Problem to solve:
Take the records underneath and set them down exactly.

Information given:
⟨

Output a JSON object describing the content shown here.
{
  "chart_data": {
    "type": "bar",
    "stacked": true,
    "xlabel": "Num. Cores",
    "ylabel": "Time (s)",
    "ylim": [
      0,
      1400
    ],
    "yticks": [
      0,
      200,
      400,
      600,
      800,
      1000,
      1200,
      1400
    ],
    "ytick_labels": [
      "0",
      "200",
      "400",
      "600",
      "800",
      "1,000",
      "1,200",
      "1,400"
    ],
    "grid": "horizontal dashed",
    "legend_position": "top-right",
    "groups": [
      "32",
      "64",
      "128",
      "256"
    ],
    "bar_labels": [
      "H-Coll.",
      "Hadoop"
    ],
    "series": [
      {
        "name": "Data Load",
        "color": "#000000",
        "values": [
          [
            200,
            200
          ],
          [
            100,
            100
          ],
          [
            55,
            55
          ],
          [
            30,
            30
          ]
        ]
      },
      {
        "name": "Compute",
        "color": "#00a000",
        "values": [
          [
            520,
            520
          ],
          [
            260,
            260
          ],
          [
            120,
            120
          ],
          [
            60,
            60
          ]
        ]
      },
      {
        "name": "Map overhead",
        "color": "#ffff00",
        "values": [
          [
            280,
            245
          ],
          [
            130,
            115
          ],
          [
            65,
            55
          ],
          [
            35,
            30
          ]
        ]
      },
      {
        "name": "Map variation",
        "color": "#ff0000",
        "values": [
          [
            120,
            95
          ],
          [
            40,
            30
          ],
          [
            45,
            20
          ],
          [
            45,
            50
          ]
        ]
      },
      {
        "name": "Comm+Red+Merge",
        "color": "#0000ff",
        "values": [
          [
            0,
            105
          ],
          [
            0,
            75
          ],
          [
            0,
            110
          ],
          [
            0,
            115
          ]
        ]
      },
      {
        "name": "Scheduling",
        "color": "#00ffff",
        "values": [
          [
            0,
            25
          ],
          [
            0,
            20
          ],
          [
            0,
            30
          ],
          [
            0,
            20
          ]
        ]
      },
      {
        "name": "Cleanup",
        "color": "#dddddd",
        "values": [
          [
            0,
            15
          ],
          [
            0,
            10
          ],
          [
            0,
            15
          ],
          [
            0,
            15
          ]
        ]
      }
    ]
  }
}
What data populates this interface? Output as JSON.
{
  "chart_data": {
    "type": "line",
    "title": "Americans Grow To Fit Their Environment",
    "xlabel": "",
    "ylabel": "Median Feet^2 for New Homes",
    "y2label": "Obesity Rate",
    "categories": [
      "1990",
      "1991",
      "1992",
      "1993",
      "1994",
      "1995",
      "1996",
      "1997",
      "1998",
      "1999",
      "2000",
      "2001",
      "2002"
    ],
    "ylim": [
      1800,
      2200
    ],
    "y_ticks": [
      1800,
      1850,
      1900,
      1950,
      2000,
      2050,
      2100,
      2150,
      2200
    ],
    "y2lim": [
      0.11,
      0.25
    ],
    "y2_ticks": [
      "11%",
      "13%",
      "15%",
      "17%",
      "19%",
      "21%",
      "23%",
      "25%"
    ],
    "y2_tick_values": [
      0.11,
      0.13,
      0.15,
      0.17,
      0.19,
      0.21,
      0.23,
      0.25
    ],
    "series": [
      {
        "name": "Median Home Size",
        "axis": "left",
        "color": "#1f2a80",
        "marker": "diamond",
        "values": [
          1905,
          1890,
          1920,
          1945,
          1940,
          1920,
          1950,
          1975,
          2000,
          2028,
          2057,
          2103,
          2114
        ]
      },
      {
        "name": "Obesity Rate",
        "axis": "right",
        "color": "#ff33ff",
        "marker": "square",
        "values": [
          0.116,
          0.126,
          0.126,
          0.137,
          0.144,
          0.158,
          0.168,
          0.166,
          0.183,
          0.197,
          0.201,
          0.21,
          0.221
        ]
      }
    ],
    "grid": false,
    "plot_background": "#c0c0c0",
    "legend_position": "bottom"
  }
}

⟩

Response:
Output a JSON object describing the content shown here.
{
  "chart_data": {
    "type": "bar",
    "stacked": true,
    "xlabel": "Num. Cores",
    "ylabel": "Time (s)",
    "ylim": [
      0,
      1400
    ],
    "yticks": [
      0,
      200,
      400,
      600,
      800,
      1000,
      1200,
      1400
    ],
    "ytick_labels": [
      "0",
      "200",
      "400",
      "600",
      "800",
      "1,000",
      "1,200",
      "1,400"
    ],
    "grid": "horizontal dashed",
    "legend_position": "top-right",
    "groups": [
      "32",
      "64",
      "128",
      "256"
    ],
    "bar_labels": [
      "H-Coll.",
      "Hadoop"
    ],
    "series": [
      {
        "name": "Data Load",
        "color": "#000000",
        "values": [
          [
            200,
            200
          ],
          [
            100,
            100
          ],
          [
            55,
            55
          ],
          [
            30,
            30
          ]
        ]
      },
      {
        "name": "Compute",
        "color": "#00a000",
        "values": [
          [
            520,
            520
          ],
          [
            260,
            260
          ],
          [
            120,
            120
          ],
          [
            60,
            60
          ]
        ]
      },
      {
        "name": "Map overhead",
        "color": "#ffff00",
        "values": [
          [
            280,
            245
          ],
          [
            130,
            115
          ],
          [
            65,
            55
          ],
          [
            35,
            30
          ]
        ]
      },
      {
        "name": "Map variation",
        "color": "#ff0000",
        "values": [
          [
            120,
            95
          ],
          [
            40,
            30
          ],
          [
            45,
            20
          ],
          [
            45,
            50
          ]
        ]
      },
      {
        "name": "Comm+Red+Merge",
        "color": "#0000ff",
        "values": [
          [
            0,
            105
          ],
          [
            0,
            75
          ],
          [
            0,
            110
          ],
          [
            0,
            115
          ]
        ]
      },
      {
        "name": "Scheduling",
        "color": "#00ffff",
        "values": [
          [
            0,
            25
          ],
          [
            0,
            20
          ],
          [
            0,
            30
          ],
          [
            0,
            20
          ]
        ]
      },
      {
        "name": "Cleanup",
        "color": "#dddddd",
        "values": [
          [
            0,
            15
          ],
          [
            0,
            10
          ],
          [
            0,
            15
          ],
          [
            0,
            15
          ]
        ]
      }
    ]
  }
}
What data populates this interface? Output as JSON.
{
  "chart_data": {
    "type": "line",
    "title": "Americans Grow To Fit Their Environment",
    "xlabel": "",
    "ylabel": "Median Feet^2 for New Homes",
    "y2label": "Obesity Rate",
    "categories": [
      "1990",
      "1991",
      "1992",
      "1993",
      "1994",
      "1995",
      "1996",
      "1997",
      "1998",
      "1999",
      "2000",
      "2001",
      "2002"
    ],
    "ylim": [
      1800,
      2200
    ],
    "y_ticks": [
      1800,
      1850,
      1900,
      1950,
      2000,
      2050,
      2100,
      2150,
      2200
    ],
    "y2lim": [
      0.11,
      0.25
    ],
    "y2_ticks": [
      "11%",
      "13%",
      "15%",
      "17%",
      "19%",
      "21%",
      "23%",
      "25%"
    ],
    "y2_tick_values": [
      0.11,
      0.13,
      0.15,
      0.17,
      0.19,
      0.21,
      0.23,
      0.25
    ],
    "series": [
      {
        "name": "Median Home Size",
        "axis": "left",
        "color": "#1f2a80",
        "marker": "diamond",
        "values": [
          1905,
          1890,
          1920,
          1945,
          1940,
          1920,
          1950,
          1975,
          2000,
          2028,
          2057,
          2103,
          2114
        ]
      },
      {
        "name": "Obesity Rate",
        "axis": "right",
        "color": "#ff33ff",
        "marker": "square",
        "values": [
          0.116,
          0.126,
          0.126,
          0.137,
          0.144,
          0.158,
          0.168,
          0.166,
          0.183,
          0.197,
          0.201,
          0.21,
          0.221
        ]
      }
    ],
    "grid": false,
    "plot_background": "#c0c0c0",
    "legend_position": "bottom"
  }
}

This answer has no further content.